**Directions for this task**
Read through the data and report every line in which the word "status" occurs.

**Extracted material**
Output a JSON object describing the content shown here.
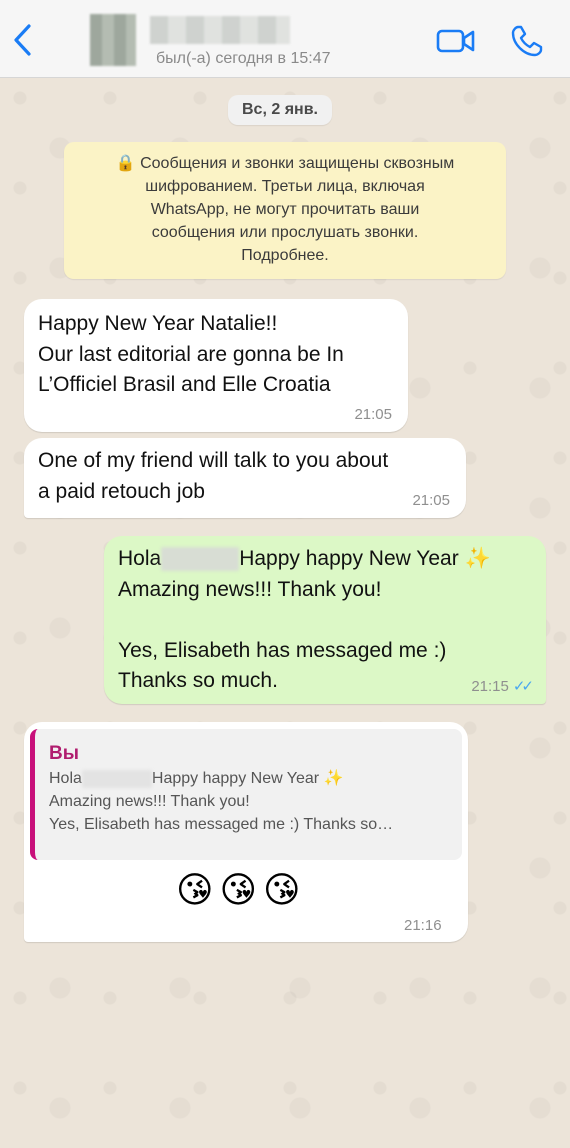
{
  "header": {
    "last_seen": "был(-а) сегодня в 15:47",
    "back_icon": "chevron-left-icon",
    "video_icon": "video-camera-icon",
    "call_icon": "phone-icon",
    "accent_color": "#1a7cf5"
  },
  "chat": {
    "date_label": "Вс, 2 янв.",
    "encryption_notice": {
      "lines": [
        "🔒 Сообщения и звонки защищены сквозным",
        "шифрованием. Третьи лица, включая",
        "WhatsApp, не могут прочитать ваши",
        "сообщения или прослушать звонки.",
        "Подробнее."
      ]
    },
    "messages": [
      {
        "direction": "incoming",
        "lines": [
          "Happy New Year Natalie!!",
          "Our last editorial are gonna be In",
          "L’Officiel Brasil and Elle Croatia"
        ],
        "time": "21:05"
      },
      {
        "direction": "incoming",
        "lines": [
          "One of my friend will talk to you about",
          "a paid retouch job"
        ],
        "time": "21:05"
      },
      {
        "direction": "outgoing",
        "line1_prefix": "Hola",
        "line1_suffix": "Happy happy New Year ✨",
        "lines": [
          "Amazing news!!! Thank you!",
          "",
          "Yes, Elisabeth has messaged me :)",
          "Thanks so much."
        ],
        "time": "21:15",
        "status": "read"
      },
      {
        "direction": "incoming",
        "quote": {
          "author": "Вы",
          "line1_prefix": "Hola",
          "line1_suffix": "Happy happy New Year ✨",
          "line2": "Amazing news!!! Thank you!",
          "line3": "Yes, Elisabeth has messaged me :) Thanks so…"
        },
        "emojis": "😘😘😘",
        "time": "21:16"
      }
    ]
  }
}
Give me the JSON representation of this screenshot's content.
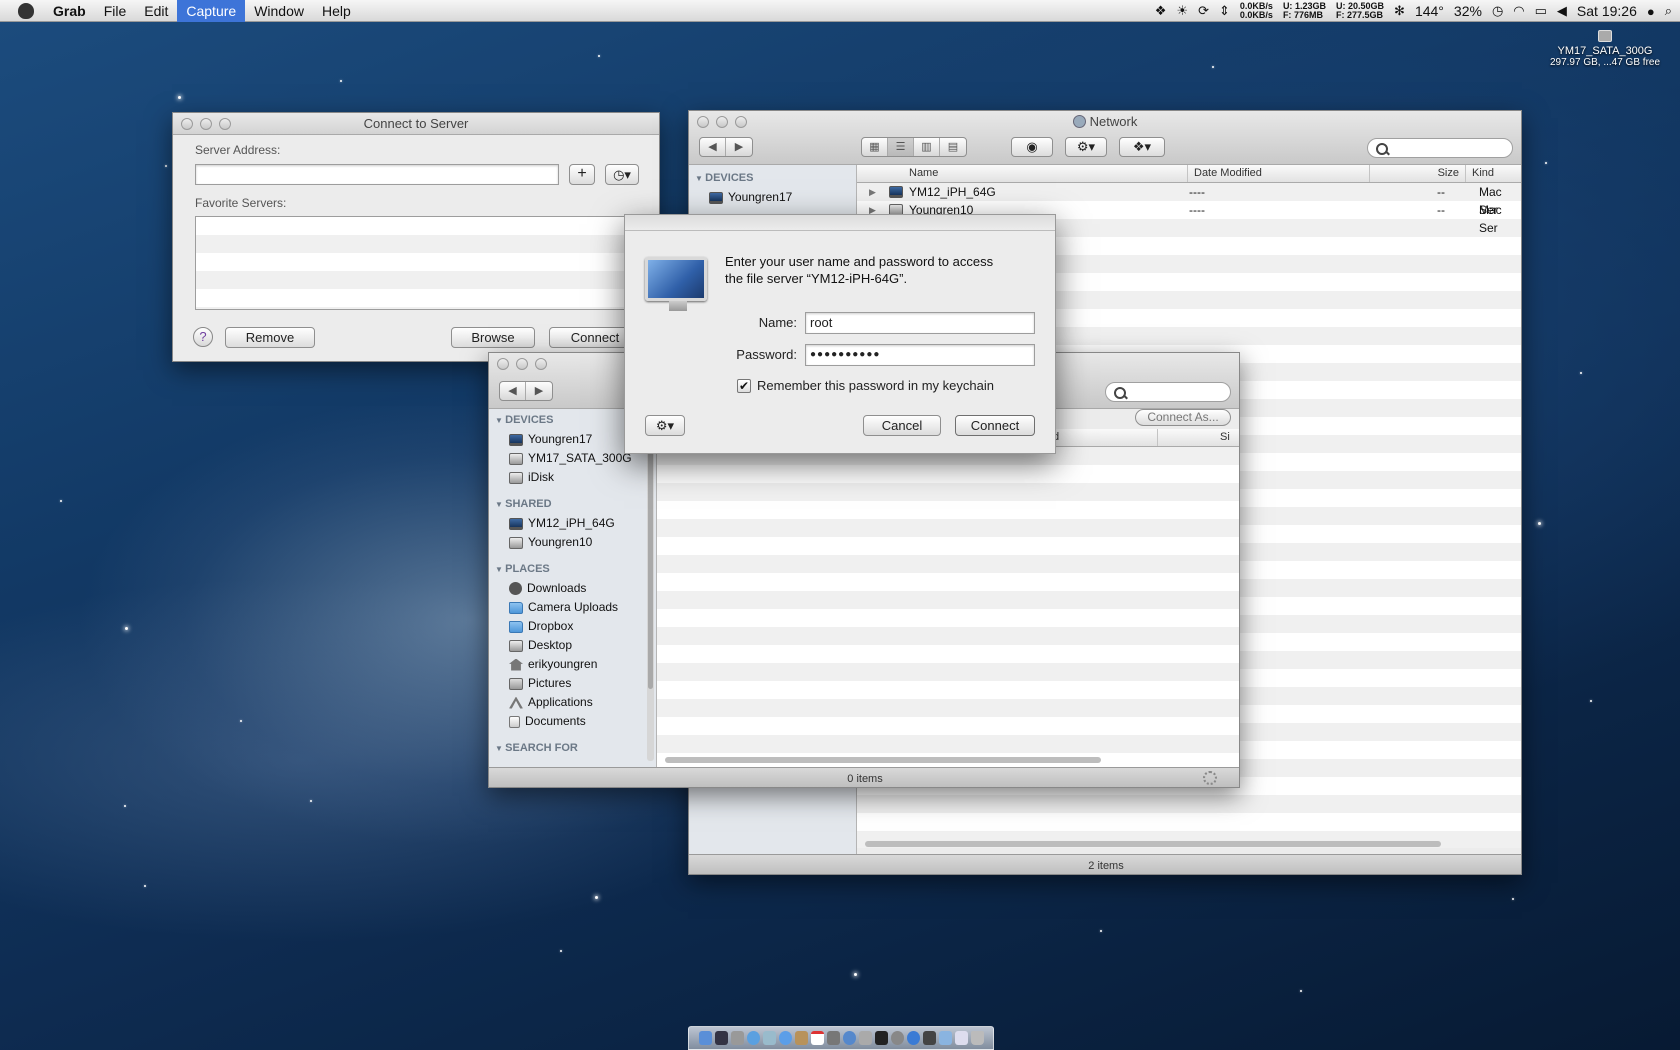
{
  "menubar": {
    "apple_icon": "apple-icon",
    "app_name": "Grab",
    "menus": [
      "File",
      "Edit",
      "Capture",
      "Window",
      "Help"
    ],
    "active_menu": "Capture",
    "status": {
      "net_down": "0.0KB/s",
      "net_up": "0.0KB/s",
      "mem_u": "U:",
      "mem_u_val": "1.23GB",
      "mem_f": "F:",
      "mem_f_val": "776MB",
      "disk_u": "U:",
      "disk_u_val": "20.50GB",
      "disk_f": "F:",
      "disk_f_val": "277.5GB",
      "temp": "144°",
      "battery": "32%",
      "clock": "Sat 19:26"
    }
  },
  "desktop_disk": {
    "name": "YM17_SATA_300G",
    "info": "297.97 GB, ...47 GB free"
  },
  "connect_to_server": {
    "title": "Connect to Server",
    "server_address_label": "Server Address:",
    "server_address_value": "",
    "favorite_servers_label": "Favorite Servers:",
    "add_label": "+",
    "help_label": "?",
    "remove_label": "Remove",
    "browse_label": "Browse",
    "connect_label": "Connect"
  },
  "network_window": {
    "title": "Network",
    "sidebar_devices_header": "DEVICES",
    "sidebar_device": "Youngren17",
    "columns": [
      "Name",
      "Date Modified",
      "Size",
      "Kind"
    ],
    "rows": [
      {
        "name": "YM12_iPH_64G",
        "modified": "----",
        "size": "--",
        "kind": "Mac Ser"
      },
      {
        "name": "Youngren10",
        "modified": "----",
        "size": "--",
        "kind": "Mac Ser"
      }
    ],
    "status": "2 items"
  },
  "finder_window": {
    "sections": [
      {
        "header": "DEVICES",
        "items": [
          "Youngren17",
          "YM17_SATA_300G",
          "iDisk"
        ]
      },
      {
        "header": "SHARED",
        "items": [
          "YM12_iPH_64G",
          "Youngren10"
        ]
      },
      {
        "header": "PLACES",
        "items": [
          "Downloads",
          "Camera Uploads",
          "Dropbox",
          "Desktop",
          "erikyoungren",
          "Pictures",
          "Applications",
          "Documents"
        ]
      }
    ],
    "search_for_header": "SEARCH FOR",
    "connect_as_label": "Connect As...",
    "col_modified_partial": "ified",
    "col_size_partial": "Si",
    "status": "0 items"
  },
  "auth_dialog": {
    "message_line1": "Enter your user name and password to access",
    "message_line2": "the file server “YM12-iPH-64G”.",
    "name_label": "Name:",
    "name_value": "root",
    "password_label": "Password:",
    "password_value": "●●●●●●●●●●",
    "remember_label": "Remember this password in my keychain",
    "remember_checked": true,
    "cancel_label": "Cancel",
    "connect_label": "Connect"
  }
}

**Answer to this task**
        "status": "read"
    "status": {
    "status": "2 items"
    "status": "0 items"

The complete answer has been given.